:: Information given
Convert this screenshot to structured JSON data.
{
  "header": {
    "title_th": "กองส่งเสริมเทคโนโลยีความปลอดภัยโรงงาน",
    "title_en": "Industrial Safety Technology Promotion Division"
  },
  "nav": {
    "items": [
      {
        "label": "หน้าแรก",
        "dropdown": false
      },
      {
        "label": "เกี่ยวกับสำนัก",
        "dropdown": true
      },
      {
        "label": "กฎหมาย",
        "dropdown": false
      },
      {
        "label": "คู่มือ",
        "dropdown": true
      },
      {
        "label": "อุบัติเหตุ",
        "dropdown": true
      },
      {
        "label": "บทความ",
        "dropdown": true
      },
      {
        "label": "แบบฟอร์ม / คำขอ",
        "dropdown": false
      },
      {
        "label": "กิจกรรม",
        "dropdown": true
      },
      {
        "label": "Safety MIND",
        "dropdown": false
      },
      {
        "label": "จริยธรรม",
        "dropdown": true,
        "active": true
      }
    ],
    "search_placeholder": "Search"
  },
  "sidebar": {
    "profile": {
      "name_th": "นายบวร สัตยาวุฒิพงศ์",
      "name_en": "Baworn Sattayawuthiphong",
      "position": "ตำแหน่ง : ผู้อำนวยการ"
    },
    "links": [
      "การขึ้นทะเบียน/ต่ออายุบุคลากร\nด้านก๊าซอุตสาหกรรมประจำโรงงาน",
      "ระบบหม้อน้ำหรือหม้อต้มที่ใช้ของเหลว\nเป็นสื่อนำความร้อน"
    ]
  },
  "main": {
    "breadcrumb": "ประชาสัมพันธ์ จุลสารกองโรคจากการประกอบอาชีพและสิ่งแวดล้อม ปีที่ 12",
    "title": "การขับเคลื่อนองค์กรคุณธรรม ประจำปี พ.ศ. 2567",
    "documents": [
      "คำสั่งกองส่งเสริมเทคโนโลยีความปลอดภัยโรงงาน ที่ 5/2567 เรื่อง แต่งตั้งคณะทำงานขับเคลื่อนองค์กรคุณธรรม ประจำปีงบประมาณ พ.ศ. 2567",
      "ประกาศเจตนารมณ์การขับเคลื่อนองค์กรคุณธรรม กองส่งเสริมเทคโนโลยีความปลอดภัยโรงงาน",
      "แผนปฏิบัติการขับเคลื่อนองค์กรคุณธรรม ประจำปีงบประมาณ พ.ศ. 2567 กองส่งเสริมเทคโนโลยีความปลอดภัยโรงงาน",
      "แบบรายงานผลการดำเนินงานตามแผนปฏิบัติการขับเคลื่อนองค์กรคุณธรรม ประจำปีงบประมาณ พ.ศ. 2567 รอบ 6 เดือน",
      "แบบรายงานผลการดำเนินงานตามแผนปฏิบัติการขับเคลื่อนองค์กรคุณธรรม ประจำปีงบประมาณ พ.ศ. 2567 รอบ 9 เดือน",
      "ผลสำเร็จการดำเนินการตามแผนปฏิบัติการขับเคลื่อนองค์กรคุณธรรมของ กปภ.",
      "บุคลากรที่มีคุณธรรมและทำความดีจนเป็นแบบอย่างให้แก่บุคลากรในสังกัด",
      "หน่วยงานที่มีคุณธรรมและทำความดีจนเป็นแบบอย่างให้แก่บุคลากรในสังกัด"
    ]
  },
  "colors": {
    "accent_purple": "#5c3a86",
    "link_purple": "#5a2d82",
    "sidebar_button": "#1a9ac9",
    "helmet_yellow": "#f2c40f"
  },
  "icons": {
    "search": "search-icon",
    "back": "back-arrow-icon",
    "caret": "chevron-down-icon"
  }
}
::::
Copy every line of the data that holds the string "label".

        "label": "หน้าแรก",
        "label": "เกี่ยวกับสำนัก",
        "label": "กฎหมาย",
        "label": "คู่มือ",
        "label": "อุบัติเหตุ",
        "label": "บทความ",
        "label": "แบบฟอร์ม / คำขอ",
        "label": "กิจกรรม",
        "label": "Safety MIND",
        "label": "จริยธรรม",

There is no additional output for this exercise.